* **EXERCISE**
All of the data should be repeated exactly; pictures are not part of the copy.

* **PROVIDED DATA**
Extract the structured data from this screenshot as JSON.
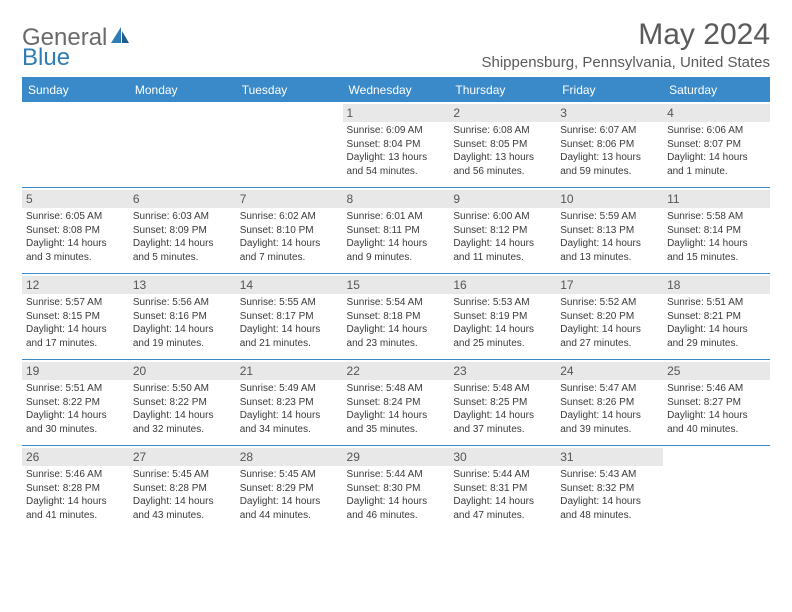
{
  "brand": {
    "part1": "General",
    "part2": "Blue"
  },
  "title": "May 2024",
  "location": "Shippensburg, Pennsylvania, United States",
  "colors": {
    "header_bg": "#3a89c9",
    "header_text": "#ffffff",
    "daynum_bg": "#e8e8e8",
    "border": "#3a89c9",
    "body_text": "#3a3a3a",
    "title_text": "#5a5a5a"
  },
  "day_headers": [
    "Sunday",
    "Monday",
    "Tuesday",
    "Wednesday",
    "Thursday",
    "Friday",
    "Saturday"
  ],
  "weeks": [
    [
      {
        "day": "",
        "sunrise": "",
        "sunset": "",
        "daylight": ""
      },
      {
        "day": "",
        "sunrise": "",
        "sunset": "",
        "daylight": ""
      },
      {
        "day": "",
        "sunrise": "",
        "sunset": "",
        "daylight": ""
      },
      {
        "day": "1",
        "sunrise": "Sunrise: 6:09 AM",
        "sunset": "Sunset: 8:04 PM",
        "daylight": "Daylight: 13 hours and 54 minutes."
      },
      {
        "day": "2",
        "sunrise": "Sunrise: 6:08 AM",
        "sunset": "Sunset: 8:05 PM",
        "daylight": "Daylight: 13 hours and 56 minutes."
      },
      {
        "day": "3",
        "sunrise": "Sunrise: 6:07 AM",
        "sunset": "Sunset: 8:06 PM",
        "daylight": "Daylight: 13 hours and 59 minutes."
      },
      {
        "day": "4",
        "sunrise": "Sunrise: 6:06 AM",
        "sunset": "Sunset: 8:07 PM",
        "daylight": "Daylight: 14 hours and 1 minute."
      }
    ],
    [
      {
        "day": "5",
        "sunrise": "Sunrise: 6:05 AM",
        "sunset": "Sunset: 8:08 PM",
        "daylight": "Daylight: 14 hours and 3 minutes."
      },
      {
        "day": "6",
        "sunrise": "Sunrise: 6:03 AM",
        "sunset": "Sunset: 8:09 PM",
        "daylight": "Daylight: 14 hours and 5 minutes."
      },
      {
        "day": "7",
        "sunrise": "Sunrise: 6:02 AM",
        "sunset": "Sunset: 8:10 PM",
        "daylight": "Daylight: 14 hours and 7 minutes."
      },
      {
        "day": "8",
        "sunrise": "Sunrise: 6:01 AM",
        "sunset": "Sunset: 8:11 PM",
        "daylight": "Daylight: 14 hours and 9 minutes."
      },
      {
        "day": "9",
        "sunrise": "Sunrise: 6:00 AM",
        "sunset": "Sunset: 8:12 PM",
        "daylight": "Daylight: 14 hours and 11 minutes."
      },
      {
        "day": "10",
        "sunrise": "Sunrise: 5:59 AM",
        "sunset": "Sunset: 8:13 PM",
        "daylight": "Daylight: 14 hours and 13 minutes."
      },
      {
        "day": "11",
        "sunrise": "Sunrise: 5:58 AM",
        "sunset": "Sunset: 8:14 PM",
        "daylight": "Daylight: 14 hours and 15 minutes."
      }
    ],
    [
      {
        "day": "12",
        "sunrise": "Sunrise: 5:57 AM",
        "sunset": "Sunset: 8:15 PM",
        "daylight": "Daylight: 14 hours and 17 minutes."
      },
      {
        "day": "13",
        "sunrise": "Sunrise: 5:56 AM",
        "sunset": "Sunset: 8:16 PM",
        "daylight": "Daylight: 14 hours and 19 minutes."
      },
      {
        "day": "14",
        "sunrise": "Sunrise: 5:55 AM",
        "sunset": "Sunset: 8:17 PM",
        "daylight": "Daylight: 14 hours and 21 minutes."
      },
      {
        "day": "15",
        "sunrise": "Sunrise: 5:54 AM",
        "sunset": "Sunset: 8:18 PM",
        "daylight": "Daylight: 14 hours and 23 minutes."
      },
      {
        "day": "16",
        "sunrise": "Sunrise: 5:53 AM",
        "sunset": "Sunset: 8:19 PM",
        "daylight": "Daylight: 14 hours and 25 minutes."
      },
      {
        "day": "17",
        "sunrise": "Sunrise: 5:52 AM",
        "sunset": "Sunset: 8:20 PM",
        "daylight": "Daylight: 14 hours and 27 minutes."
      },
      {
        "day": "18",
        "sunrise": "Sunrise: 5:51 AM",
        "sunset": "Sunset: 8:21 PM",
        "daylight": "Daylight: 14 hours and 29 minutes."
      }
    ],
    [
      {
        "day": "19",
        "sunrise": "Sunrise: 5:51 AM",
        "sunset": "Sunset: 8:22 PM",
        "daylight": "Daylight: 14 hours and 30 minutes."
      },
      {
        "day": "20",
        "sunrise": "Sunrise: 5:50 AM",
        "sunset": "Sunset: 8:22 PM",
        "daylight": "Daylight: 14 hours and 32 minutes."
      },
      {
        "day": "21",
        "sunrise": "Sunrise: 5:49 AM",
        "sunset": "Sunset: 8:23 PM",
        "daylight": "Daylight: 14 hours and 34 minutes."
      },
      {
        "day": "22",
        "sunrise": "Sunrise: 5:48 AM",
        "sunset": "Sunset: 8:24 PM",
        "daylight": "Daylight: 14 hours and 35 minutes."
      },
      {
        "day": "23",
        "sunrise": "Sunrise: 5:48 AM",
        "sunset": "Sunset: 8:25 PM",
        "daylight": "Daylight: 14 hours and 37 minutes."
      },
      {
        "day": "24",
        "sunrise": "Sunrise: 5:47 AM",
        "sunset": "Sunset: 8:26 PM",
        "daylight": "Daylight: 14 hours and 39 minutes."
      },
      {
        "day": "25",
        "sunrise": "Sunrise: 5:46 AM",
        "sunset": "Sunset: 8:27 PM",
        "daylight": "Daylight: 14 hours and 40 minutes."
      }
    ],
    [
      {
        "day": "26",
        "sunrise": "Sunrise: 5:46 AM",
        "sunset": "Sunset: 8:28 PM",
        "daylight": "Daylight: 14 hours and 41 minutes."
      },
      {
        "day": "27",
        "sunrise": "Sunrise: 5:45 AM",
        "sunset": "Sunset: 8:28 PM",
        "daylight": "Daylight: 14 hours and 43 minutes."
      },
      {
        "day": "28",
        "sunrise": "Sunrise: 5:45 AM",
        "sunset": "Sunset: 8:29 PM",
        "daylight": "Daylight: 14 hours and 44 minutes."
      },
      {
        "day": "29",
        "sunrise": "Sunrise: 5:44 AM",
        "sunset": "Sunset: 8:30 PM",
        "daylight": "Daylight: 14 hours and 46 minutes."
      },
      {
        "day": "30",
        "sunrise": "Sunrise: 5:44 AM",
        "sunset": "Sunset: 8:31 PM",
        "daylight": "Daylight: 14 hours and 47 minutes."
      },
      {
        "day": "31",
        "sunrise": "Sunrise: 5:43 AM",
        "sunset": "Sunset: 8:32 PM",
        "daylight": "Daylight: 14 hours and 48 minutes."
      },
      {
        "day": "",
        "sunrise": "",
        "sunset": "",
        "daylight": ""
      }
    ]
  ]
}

* **ANSWER TO THE TASK**
Extract the structured data from this screenshot as JSON.
{
  "brand": {
    "part1": "General",
    "part2": "Blue"
  },
  "title": "May 2024",
  "location": "Shippensburg, Pennsylvania, United States",
  "colors": {
    "header_bg": "#3a89c9",
    "header_text": "#ffffff",
    "daynum_bg": "#e8e8e8",
    "border": "#3a89c9",
    "body_text": "#3a3a3a",
    "title_text": "#5a5a5a"
  },
  "day_headers": [
    "Sunday",
    "Monday",
    "Tuesday",
    "Wednesday",
    "Thursday",
    "Friday",
    "Saturday"
  ],
  "weeks": [
    [
      {
        "day": "",
        "sunrise": "",
        "sunset": "",
        "daylight": ""
      },
      {
        "day": "",
        "sunrise": "",
        "sunset": "",
        "daylight": ""
      },
      {
        "day": "",
        "sunrise": "",
        "sunset": "",
        "daylight": ""
      },
      {
        "day": "1",
        "sunrise": "Sunrise: 6:09 AM",
        "sunset": "Sunset: 8:04 PM",
        "daylight": "Daylight: 13 hours and 54 minutes."
      },
      {
        "day": "2",
        "sunrise": "Sunrise: 6:08 AM",
        "sunset": "Sunset: 8:05 PM",
        "daylight": "Daylight: 13 hours and 56 minutes."
      },
      {
        "day": "3",
        "sunrise": "Sunrise: 6:07 AM",
        "sunset": "Sunset: 8:06 PM",
        "daylight": "Daylight: 13 hours and 59 minutes."
      },
      {
        "day": "4",
        "sunrise": "Sunrise: 6:06 AM",
        "sunset": "Sunset: 8:07 PM",
        "daylight": "Daylight: 14 hours and 1 minute."
      }
    ],
    [
      {
        "day": "5",
        "sunrise": "Sunrise: 6:05 AM",
        "sunset": "Sunset: 8:08 PM",
        "daylight": "Daylight: 14 hours and 3 minutes."
      },
      {
        "day": "6",
        "sunrise": "Sunrise: 6:03 AM",
        "sunset": "Sunset: 8:09 PM",
        "daylight": "Daylight: 14 hours and 5 minutes."
      },
      {
        "day": "7",
        "sunrise": "Sunrise: 6:02 AM",
        "sunset": "Sunset: 8:10 PM",
        "daylight": "Daylight: 14 hours and 7 minutes."
      },
      {
        "day": "8",
        "sunrise": "Sunrise: 6:01 AM",
        "sunset": "Sunset: 8:11 PM",
        "daylight": "Daylight: 14 hours and 9 minutes."
      },
      {
        "day": "9",
        "sunrise": "Sunrise: 6:00 AM",
        "sunset": "Sunset: 8:12 PM",
        "daylight": "Daylight: 14 hours and 11 minutes."
      },
      {
        "day": "10",
        "sunrise": "Sunrise: 5:59 AM",
        "sunset": "Sunset: 8:13 PM",
        "daylight": "Daylight: 14 hours and 13 minutes."
      },
      {
        "day": "11",
        "sunrise": "Sunrise: 5:58 AM",
        "sunset": "Sunset: 8:14 PM",
        "daylight": "Daylight: 14 hours and 15 minutes."
      }
    ],
    [
      {
        "day": "12",
        "sunrise": "Sunrise: 5:57 AM",
        "sunset": "Sunset: 8:15 PM",
        "daylight": "Daylight: 14 hours and 17 minutes."
      },
      {
        "day": "13",
        "sunrise": "Sunrise: 5:56 AM",
        "sunset": "Sunset: 8:16 PM",
        "daylight": "Daylight: 14 hours and 19 minutes."
      },
      {
        "day": "14",
        "sunrise": "Sunrise: 5:55 AM",
        "sunset": "Sunset: 8:17 PM",
        "daylight": "Daylight: 14 hours and 21 minutes."
      },
      {
        "day": "15",
        "sunrise": "Sunrise: 5:54 AM",
        "sunset": "Sunset: 8:18 PM",
        "daylight": "Daylight: 14 hours and 23 minutes."
      },
      {
        "day": "16",
        "sunrise": "Sunrise: 5:53 AM",
        "sunset": "Sunset: 8:19 PM",
        "daylight": "Daylight: 14 hours and 25 minutes."
      },
      {
        "day": "17",
        "sunrise": "Sunrise: 5:52 AM",
        "sunset": "Sunset: 8:20 PM",
        "daylight": "Daylight: 14 hours and 27 minutes."
      },
      {
        "day": "18",
        "sunrise": "Sunrise: 5:51 AM",
        "sunset": "Sunset: 8:21 PM",
        "daylight": "Daylight: 14 hours and 29 minutes."
      }
    ],
    [
      {
        "day": "19",
        "sunrise": "Sunrise: 5:51 AM",
        "sunset": "Sunset: 8:22 PM",
        "daylight": "Daylight: 14 hours and 30 minutes."
      },
      {
        "day": "20",
        "sunrise": "Sunrise: 5:50 AM",
        "sunset": "Sunset: 8:22 PM",
        "daylight": "Daylight: 14 hours and 32 minutes."
      },
      {
        "day": "21",
        "sunrise": "Sunrise: 5:49 AM",
        "sunset": "Sunset: 8:23 PM",
        "daylight": "Daylight: 14 hours and 34 minutes."
      },
      {
        "day": "22",
        "sunrise": "Sunrise: 5:48 AM",
        "sunset": "Sunset: 8:24 PM",
        "daylight": "Daylight: 14 hours and 35 minutes."
      },
      {
        "day": "23",
        "sunrise": "Sunrise: 5:48 AM",
        "sunset": "Sunset: 8:25 PM",
        "daylight": "Daylight: 14 hours and 37 minutes."
      },
      {
        "day": "24",
        "sunrise": "Sunrise: 5:47 AM",
        "sunset": "Sunset: 8:26 PM",
        "daylight": "Daylight: 14 hours and 39 minutes."
      },
      {
        "day": "25",
        "sunrise": "Sunrise: 5:46 AM",
        "sunset": "Sunset: 8:27 PM",
        "daylight": "Daylight: 14 hours and 40 minutes."
      }
    ],
    [
      {
        "day": "26",
        "sunrise": "Sunrise: 5:46 AM",
        "sunset": "Sunset: 8:28 PM",
        "daylight": "Daylight: 14 hours and 41 minutes."
      },
      {
        "day": "27",
        "sunrise": "Sunrise: 5:45 AM",
        "sunset": "Sunset: 8:28 PM",
        "daylight": "Daylight: 14 hours and 43 minutes."
      },
      {
        "day": "28",
        "sunrise": "Sunrise: 5:45 AM",
        "sunset": "Sunset: 8:29 PM",
        "daylight": "Daylight: 14 hours and 44 minutes."
      },
      {
        "day": "29",
        "sunrise": "Sunrise: 5:44 AM",
        "sunset": "Sunset: 8:30 PM",
        "daylight": "Daylight: 14 hours and 46 minutes."
      },
      {
        "day": "30",
        "sunrise": "Sunrise: 5:44 AM",
        "sunset": "Sunset: 8:31 PM",
        "daylight": "Daylight: 14 hours and 47 minutes."
      },
      {
        "day": "31",
        "sunrise": "Sunrise: 5:43 AM",
        "sunset": "Sunset: 8:32 PM",
        "daylight": "Daylight: 14 hours and 48 minutes."
      },
      {
        "day": "",
        "sunrise": "",
        "sunset": "",
        "daylight": ""
      }
    ]
  ]
}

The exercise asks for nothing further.